(Chart and figure data)
================
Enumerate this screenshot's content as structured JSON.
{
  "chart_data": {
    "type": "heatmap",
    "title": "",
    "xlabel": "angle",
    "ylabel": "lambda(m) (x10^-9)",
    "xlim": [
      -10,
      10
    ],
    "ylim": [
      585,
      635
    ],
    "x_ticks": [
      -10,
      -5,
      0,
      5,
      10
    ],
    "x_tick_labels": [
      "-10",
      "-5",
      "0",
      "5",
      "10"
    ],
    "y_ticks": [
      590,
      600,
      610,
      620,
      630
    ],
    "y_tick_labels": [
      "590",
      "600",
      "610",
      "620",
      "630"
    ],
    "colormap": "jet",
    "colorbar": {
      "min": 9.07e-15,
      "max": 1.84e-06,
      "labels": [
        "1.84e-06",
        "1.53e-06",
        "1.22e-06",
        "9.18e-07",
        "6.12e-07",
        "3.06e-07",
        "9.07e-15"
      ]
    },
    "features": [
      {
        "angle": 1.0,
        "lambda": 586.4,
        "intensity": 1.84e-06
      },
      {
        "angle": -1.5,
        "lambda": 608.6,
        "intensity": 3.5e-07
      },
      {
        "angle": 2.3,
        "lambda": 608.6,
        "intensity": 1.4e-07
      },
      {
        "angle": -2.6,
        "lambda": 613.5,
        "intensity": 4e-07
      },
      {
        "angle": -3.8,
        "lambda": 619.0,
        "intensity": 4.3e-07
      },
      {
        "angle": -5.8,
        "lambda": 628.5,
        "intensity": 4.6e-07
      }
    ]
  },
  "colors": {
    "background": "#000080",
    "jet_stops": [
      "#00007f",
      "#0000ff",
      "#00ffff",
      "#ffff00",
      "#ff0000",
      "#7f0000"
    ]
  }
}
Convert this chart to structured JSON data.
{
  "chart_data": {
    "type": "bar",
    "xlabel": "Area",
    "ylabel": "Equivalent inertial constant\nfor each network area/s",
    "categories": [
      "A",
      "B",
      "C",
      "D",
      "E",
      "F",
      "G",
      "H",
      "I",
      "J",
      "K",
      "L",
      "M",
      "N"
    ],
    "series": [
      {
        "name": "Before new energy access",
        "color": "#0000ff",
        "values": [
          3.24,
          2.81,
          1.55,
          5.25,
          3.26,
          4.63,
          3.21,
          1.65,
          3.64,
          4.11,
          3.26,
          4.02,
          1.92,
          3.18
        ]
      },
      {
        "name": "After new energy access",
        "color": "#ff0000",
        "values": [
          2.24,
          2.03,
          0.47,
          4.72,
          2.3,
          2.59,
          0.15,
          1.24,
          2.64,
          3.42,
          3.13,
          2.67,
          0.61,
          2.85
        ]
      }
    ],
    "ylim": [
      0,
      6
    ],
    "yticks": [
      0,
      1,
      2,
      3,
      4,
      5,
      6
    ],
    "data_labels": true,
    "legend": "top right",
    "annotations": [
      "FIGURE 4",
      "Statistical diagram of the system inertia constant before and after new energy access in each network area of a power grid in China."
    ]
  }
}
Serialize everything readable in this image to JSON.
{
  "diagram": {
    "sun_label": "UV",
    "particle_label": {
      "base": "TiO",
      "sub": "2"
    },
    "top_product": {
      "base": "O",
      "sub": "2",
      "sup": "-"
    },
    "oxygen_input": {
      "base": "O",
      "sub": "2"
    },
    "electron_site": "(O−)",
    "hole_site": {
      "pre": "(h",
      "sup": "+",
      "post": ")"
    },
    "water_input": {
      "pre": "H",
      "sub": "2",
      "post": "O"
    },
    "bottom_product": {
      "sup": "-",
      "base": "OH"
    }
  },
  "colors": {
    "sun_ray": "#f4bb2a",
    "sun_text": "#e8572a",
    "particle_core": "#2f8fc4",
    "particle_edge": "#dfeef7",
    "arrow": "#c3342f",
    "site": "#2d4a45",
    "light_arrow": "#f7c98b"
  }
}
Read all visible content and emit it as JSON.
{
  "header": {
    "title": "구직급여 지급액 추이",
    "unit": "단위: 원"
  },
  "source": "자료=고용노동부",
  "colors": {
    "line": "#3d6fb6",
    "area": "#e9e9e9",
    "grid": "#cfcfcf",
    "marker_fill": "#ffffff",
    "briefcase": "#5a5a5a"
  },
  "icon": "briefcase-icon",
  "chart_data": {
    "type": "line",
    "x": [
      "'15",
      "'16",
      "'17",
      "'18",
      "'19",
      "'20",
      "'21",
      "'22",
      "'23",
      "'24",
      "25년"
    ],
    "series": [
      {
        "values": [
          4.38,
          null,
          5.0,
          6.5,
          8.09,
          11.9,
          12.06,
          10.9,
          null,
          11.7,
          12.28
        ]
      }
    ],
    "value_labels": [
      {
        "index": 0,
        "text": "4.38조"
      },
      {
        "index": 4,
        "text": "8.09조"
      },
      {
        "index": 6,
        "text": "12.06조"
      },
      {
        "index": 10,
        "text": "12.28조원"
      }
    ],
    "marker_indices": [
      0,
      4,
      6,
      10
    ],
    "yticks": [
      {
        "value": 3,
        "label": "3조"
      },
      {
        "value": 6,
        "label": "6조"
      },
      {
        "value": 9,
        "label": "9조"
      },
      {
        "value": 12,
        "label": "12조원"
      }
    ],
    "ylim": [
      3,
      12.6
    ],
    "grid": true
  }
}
================
Work to be completed: Repeat the data precisely, reproducing every entry.

Exercise solution:
Enumerate this screenshot's content as structured JSON.
{
  "chart_data": {
    "type": "heatmap",
    "title": "",
    "xlabel": "angle",
    "ylabel": "lambda(m) (x10^-9)",
    "xlim": [
      -10,
      10
    ],
    "ylim": [
      585,
      635
    ],
    "x_ticks": [
      -10,
      -5,
      0,
      5,
      10
    ],
    "x_tick_labels": [
      "-10",
      "-5",
      "0",
      "5",
      "10"
    ],
    "y_ticks": [
      590,
      600,
      610,
      620,
      630
    ],
    "y_tick_labels": [
      "590",
      "600",
      "610",
      "620",
      "630"
    ],
    "colormap": "jet",
    "colorbar": {
      "min": 9.07e-15,
      "max": 1.84e-06,
      "labels": [
        "1.84e-06",
        "1.53e-06",
        "1.22e-06",
        "9.18e-07",
        "6.12e-07",
        "3.06e-07",
        "9.07e-15"
      ]
    },
    "features": [
      {
        "angle": 1.0,
        "lambda": 586.4,
        "intensity": 1.84e-06
      },
      {
        "angle": -1.5,
        "lambda": 608.6,
        "intensity": 3.5e-07
      },
      {
        "angle": 2.3,
        "lambda": 608.6,
        "intensity": 1.4e-07
      },
      {
        "angle": -2.6,
        "lambda": 613.5,
        "intensity": 4e-07
      },
      {
        "angle": -3.8,
        "lambda": 619.0,
        "intensity": 4.3e-07
      },
      {
        "angle": -5.8,
        "lambda": 628.5,
        "intensity": 4.6e-07
      }
    ]
  },
  "colors": {
    "background": "#000080",
    "jet_stops": [
      "#00007f",
      "#0000ff",
      "#00ffff",
      "#ffff00",
      "#ff0000",
      "#7f0000"
    ]
  }
}
Convert this chart to structured JSON data.
{
  "chart_data": {
    "type": "bar",
    "xlabel": "Area",
    "ylabel": "Equivalent inertial constant\nfor each network area/s",
    "categories": [
      "A",
      "B",
      "C",
      "D",
      "E",
      "F",
      "G",
      "H",
      "I",
      "J",
      "K",
      "L",
      "M",
      "N"
    ],
    "series": [
      {
        "name": "Before new energy access",
        "color": "#0000ff",
        "values": [
          3.24,
          2.81,
          1.55,
          5.25,
          3.26,
          4.63,
          3.21,
          1.65,
          3.64,
          4.11,
          3.26,
          4.02,
          1.92,
          3.18
        ]
      },
      {
        "name": "After new energy access",
        "color": "#ff0000",
        "values": [
          2.24,
          2.03,
          0.47,
          4.72,
          2.3,
          2.59,
          0.15,
          1.24,
          2.64,
          3.42,
          3.13,
          2.67,
          0.61,
          2.85
        ]
      }
    ],
    "ylim": [
      0,
      6
    ],
    "yticks": [
      0,
      1,
      2,
      3,
      4,
      5,
      6
    ],
    "data_labels": true,
    "legend": "top right",
    "annotations": [
      "FIGURE 4",
      "Statistical diagram of the system inertia constant before and after new energy access in each network area of a power grid in China."
    ]
  }
}
Serialize everything readable in this image to JSON.
{
  "diagram": {
    "sun_label": "UV",
    "particle_label": {
      "base": "TiO",
      "sub": "2"
    },
    "top_product": {
      "base": "O",
      "sub": "2",
      "sup": "-"
    },
    "oxygen_input": {
      "base": "O",
      "sub": "2"
    },
    "electron_site": "(O−)",
    "hole_site": {
      "pre": "(h",
      "sup": "+",
      "post": ")"
    },
    "water_input": {
      "pre": "H",
      "sub": "2",
      "post": "O"
    },
    "bottom_product": {
      "sup": "-",
      "base": "OH"
    }
  },
  "colors": {
    "sun_ray": "#f4bb2a",
    "sun_text": "#e8572a",
    "particle_core": "#2f8fc4",
    "particle_edge": "#dfeef7",
    "arrow": "#c3342f",
    "site": "#2d4a45",
    "light_arrow": "#f7c98b"
  }
}
Read all visible content and emit it as JSON.
{
  "header": {
    "title": "구직급여 지급액 추이",
    "unit": "단위: 원"
  },
  "source": "자료=고용노동부",
  "colors": {
    "line": "#3d6fb6",
    "area": "#e9e9e9",
    "grid": "#cfcfcf",
    "marker_fill": "#ffffff",
    "briefcase": "#5a5a5a"
  },
  "icon": "briefcase-icon",
  "chart_data": {
    "type": "line",
    "x": [
      "'15",
      "'16",
      "'17",
      "'18",
      "'19",
      "'20",
      "'21",
      "'22",
      "'23",
      "'24",
      "25년"
    ],
    "series": [
      {
        "values": [
          4.38,
          null,
          5.0,
          6.5,
          8.09,
          11.9,
          12.06,
          10.9,
          null,
          11.7,
          12.28
        ]
      }
    ],
    "value_labels": [
      {
        "index": 0,
        "text": "4.38조"
      },
      {
        "index": 4,
        "text": "8.09조"
      },
      {
        "index": 6,
        "text": "12.06조"
      },
      {
        "index": 10,
        "text": "12.28조원"
      }
    ],
    "marker_indices": [
      0,
      4,
      6,
      10
    ],
    "yticks": [
      {
        "value": 3,
        "label": "3조"
      },
      {
        "value": 6,
        "label": "6조"
      },
      {
        "value": 9,
        "label": "9조"
      },
      {
        "value": 12,
        "label": "12조원"
      }
    ],
    "ylim": [
      3,
      12.6
    ],
    "grid": true
  }
}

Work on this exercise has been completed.